» **Task**:
Copy all lines in which the word "Rehabilitation" can be found.

» **Records for this exercise**:
● ● ● ● ●

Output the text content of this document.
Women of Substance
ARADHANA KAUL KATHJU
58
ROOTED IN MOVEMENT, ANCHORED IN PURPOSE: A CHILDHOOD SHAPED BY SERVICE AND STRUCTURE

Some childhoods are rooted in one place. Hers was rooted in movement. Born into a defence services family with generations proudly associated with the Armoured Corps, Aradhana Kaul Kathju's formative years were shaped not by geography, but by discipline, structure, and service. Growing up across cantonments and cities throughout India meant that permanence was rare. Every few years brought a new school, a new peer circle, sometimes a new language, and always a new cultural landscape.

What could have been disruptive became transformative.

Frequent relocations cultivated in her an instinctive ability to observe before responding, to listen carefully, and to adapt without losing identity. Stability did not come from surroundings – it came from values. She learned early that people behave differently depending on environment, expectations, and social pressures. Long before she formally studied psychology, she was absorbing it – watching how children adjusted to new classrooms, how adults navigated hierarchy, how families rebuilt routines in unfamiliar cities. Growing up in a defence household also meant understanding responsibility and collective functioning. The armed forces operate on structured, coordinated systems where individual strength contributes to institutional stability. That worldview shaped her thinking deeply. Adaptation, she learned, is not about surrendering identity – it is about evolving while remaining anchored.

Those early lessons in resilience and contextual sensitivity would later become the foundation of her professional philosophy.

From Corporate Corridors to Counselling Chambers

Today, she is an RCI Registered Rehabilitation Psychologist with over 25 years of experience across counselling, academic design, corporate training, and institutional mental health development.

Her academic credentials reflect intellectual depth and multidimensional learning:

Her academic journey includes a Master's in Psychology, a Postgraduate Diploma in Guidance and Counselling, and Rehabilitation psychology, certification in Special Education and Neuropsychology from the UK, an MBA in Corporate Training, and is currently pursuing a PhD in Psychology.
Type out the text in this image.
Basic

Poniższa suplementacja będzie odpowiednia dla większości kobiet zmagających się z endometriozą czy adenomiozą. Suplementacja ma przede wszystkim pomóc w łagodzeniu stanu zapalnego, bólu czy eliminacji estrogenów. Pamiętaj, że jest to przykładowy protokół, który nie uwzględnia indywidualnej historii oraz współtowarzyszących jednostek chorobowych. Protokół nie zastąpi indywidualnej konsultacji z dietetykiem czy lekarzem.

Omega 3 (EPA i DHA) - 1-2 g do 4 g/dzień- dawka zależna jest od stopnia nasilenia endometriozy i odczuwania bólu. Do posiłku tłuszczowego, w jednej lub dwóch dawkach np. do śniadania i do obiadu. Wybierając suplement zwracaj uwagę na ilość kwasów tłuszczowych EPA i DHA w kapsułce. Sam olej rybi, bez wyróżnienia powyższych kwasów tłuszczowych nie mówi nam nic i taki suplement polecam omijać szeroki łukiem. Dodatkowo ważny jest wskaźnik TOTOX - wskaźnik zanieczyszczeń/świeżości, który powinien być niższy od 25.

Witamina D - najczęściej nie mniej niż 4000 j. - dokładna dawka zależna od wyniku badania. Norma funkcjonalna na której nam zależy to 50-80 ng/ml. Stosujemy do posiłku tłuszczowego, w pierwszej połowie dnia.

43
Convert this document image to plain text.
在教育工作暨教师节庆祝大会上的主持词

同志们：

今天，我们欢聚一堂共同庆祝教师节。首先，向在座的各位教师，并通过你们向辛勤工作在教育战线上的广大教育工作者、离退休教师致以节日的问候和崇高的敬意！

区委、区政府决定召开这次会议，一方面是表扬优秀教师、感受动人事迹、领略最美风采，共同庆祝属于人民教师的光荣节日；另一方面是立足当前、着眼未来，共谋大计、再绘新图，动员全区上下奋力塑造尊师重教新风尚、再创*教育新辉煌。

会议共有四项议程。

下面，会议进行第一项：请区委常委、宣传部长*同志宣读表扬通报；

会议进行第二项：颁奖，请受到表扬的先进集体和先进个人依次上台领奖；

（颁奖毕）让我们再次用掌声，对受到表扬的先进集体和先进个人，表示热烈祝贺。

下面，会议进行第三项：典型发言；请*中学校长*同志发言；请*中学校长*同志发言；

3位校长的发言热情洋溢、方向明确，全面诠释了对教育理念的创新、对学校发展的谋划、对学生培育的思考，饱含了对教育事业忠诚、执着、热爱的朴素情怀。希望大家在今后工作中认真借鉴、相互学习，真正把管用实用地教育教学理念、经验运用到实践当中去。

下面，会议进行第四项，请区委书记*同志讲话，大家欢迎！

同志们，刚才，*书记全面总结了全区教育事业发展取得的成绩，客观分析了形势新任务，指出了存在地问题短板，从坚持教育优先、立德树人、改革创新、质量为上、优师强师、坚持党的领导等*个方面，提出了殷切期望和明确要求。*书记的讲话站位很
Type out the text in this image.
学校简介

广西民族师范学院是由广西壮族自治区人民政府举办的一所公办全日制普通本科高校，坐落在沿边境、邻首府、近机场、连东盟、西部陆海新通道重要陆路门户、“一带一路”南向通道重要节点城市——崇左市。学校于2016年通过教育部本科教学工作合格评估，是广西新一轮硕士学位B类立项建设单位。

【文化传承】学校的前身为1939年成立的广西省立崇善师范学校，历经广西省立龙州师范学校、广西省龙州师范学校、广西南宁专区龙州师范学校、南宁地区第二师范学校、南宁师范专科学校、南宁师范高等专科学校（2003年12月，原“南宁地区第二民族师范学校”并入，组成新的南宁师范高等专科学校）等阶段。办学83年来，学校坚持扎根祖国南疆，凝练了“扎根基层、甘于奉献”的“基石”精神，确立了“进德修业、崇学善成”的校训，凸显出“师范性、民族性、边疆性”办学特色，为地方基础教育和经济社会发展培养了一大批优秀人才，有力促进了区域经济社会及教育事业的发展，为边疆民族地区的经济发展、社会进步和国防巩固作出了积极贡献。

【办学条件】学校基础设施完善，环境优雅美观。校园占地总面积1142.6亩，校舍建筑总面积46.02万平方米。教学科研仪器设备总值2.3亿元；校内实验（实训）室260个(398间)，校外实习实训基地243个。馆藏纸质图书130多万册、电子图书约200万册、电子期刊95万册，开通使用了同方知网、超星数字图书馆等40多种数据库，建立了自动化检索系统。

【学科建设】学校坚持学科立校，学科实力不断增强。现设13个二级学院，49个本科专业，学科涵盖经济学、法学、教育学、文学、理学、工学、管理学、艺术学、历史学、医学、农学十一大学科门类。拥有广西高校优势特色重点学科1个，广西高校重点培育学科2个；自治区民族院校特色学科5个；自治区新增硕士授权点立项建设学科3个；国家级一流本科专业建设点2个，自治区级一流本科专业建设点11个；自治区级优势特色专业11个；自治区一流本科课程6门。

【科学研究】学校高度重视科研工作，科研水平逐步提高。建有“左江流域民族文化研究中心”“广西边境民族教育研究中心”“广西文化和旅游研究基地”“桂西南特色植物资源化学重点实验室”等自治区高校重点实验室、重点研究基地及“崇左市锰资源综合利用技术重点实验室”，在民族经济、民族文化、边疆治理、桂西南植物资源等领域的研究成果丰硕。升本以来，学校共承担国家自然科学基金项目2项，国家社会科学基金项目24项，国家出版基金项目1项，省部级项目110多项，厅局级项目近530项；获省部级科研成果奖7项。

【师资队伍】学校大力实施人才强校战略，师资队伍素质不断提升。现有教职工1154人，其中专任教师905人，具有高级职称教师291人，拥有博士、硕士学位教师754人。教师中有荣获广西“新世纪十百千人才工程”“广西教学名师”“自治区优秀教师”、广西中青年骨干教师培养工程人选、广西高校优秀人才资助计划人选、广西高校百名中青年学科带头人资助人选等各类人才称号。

● ● ● ● ●

» **Task answer**:
Today, she is an RCI Registered Rehabilitation Psychologist with over 25 years of experience across counselling, academic design, corporate training, and institutional mental health development.
Her academic journey includes a Master's in Psychology, a Postgraduate Diploma in Guidance and Counselling, and Rehabilitation psychology, certification in Special Education and Neuropsychology from the UK, an MBA in Corporate Training, and is currently pursuing a PhD in Psychology.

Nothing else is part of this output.